### EXERCISE
Extract every line that includes the string "this".
-- START DATA LINES --
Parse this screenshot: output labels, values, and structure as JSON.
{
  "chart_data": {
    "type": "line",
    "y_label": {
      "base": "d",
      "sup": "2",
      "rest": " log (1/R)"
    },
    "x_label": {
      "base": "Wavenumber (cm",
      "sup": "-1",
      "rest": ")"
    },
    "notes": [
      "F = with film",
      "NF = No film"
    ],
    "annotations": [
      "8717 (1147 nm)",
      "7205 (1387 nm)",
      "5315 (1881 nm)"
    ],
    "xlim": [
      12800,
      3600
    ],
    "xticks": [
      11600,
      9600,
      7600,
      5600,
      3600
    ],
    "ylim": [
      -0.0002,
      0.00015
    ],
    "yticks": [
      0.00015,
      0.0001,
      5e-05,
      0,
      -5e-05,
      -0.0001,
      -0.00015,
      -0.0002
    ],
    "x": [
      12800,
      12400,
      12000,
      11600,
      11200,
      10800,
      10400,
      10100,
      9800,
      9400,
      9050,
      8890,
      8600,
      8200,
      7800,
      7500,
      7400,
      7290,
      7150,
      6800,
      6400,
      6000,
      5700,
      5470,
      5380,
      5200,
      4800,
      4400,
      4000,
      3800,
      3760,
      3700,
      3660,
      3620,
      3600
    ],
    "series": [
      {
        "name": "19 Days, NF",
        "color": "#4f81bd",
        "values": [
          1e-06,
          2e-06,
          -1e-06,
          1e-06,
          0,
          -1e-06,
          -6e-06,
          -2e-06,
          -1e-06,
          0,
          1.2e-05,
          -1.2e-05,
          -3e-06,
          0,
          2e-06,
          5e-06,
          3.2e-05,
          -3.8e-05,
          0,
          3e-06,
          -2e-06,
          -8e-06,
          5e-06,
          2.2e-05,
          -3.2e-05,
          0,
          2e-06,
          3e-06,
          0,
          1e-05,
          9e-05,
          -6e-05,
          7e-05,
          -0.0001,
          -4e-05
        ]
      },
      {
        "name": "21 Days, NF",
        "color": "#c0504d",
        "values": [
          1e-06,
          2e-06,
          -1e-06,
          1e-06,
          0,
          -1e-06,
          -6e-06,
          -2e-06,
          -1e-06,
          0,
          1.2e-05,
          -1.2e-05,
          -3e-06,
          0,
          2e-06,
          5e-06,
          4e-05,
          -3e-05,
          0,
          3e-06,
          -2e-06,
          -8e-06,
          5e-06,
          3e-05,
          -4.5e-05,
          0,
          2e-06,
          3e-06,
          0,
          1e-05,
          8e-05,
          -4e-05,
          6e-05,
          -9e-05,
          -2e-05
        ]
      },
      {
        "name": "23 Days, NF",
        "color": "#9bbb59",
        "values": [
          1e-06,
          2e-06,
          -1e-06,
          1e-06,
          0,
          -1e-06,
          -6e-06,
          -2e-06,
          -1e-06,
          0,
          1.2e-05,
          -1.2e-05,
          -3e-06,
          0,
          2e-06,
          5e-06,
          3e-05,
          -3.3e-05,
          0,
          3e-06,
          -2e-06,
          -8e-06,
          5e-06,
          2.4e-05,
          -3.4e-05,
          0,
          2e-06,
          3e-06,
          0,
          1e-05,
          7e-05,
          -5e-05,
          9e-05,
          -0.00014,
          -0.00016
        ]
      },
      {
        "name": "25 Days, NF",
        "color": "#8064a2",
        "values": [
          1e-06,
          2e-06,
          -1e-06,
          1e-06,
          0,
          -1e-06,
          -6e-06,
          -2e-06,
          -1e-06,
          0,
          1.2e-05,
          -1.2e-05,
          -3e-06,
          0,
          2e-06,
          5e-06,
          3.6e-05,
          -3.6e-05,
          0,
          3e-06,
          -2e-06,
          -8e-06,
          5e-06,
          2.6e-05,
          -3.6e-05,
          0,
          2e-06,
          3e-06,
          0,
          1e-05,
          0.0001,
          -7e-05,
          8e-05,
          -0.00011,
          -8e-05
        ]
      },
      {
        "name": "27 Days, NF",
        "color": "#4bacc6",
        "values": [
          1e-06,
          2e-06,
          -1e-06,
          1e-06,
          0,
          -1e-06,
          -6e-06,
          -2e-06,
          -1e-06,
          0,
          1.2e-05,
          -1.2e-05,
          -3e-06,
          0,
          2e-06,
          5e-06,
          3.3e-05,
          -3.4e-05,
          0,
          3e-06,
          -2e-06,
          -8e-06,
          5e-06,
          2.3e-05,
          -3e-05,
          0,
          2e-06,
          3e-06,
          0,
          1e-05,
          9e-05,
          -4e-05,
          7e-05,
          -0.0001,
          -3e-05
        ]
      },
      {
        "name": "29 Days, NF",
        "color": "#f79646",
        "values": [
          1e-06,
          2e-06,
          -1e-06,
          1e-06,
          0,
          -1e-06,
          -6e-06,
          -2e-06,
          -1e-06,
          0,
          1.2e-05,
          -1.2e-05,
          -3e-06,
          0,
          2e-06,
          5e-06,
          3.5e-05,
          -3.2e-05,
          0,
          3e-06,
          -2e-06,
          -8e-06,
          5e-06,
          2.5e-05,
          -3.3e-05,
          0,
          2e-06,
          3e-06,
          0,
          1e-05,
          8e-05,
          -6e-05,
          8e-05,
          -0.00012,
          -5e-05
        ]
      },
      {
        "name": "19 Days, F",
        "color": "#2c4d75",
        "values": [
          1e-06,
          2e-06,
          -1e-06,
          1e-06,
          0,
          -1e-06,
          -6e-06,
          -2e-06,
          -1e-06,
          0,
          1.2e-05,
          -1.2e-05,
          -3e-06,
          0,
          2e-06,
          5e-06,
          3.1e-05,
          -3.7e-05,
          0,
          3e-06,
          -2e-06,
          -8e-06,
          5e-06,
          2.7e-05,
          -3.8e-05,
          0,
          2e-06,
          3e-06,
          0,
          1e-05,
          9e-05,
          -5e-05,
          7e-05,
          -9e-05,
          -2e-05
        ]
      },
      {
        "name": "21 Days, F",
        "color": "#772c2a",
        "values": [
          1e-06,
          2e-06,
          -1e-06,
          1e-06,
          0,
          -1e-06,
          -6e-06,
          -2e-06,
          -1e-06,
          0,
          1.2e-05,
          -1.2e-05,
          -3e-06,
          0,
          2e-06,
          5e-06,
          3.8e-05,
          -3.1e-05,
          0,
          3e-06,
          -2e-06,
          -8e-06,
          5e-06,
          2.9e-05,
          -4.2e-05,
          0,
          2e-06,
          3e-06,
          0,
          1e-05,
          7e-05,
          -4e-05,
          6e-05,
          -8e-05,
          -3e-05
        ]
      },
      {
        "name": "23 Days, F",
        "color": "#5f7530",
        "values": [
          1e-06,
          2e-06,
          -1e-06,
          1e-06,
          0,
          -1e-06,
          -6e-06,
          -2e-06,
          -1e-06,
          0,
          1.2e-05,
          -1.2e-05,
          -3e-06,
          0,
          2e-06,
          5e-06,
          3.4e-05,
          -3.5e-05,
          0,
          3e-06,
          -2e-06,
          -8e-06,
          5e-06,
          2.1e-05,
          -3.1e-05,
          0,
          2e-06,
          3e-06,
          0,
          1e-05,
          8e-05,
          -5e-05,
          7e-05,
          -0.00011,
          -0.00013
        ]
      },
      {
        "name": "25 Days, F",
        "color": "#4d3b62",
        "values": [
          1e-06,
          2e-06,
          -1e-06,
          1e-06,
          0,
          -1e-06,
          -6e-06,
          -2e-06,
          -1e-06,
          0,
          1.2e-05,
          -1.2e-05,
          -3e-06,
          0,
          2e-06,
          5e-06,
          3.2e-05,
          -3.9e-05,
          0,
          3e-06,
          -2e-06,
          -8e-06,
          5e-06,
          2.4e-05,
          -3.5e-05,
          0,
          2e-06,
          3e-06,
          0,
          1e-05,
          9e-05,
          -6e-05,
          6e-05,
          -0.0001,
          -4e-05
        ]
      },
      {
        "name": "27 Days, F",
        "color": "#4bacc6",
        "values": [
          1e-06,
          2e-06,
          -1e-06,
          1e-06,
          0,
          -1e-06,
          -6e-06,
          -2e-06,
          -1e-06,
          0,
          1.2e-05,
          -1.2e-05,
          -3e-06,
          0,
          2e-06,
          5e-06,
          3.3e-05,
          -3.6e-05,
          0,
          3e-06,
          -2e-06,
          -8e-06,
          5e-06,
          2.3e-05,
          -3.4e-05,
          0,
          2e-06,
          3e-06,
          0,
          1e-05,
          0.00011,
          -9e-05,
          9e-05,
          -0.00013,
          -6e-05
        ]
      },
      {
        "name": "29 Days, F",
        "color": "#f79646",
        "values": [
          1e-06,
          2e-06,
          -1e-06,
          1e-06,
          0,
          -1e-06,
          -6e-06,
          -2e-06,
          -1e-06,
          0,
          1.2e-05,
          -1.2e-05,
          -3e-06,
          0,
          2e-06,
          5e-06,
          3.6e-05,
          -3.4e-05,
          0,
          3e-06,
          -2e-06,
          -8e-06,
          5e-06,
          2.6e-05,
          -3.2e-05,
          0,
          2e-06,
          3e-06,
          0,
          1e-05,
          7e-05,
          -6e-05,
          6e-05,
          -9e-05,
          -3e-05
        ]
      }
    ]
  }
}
-- END DATA LINES --
-- START DATA LINES --
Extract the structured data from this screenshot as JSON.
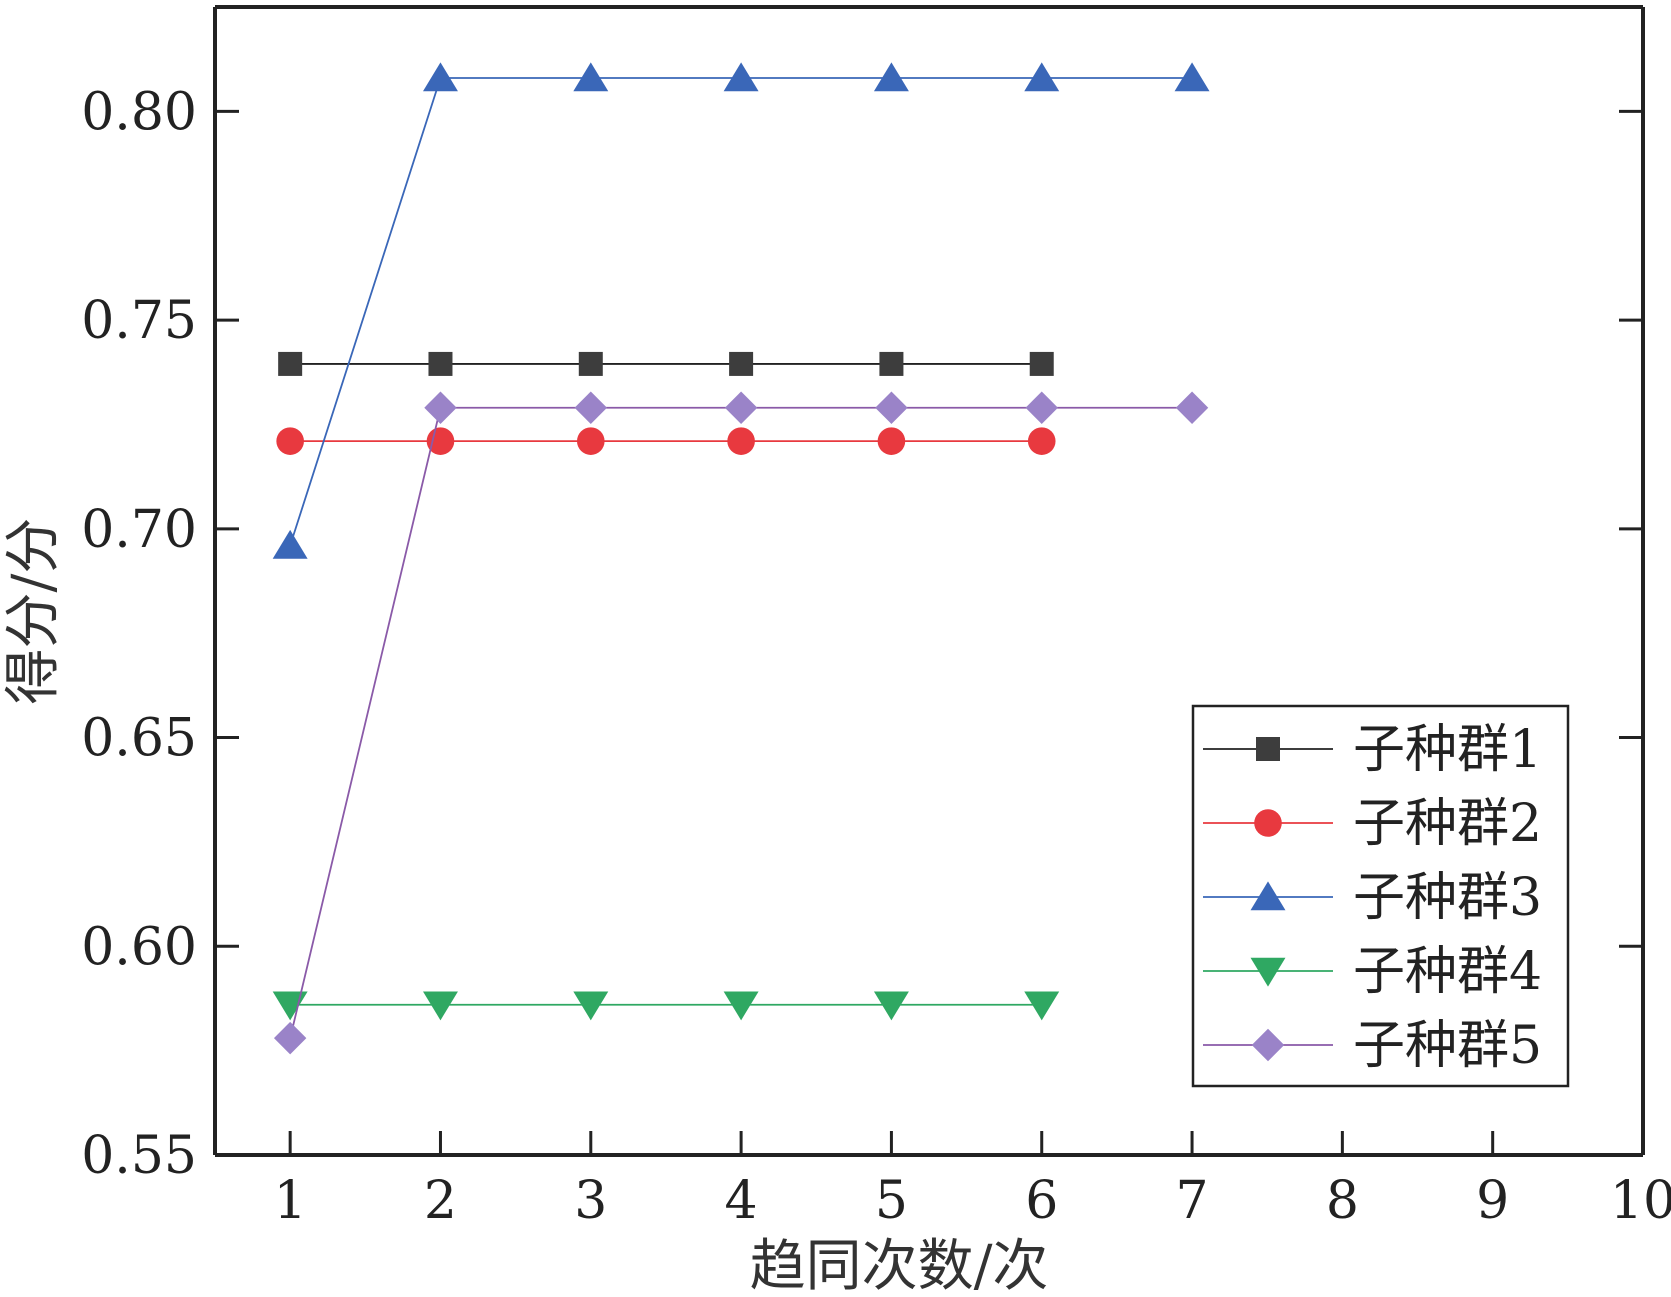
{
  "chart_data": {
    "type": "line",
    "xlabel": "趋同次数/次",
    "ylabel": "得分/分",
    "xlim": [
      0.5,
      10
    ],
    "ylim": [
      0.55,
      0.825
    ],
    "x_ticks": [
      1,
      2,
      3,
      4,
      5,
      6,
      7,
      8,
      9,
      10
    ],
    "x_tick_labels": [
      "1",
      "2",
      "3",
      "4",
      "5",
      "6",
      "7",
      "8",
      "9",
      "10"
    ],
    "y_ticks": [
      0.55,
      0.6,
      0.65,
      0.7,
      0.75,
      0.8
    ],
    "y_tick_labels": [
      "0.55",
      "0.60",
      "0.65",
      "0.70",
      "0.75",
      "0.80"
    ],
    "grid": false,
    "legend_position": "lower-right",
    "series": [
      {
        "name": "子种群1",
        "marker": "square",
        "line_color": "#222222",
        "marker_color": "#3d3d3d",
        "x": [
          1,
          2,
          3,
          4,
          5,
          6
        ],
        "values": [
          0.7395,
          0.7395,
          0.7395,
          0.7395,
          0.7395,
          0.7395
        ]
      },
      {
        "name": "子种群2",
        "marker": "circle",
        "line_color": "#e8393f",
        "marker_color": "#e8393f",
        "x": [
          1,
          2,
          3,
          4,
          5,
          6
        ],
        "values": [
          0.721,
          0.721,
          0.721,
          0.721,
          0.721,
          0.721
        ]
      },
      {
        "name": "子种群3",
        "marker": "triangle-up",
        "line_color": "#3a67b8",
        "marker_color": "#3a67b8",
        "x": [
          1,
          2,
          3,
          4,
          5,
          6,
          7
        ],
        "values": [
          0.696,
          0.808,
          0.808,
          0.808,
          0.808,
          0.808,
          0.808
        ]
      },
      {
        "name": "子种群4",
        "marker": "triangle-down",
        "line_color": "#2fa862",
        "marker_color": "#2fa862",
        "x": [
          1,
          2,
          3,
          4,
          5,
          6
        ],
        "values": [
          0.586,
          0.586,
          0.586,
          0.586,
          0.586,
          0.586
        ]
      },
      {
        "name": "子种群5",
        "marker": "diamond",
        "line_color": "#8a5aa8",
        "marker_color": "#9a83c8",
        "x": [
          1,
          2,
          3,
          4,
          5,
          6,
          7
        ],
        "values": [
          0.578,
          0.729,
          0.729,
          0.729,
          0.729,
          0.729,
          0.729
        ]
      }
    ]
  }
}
-- END DATA LINES --
### RESPONSE
Parse this screenshot: output labels, values, and structure as JSON.
Extract the structured data from this screenshot as JSON.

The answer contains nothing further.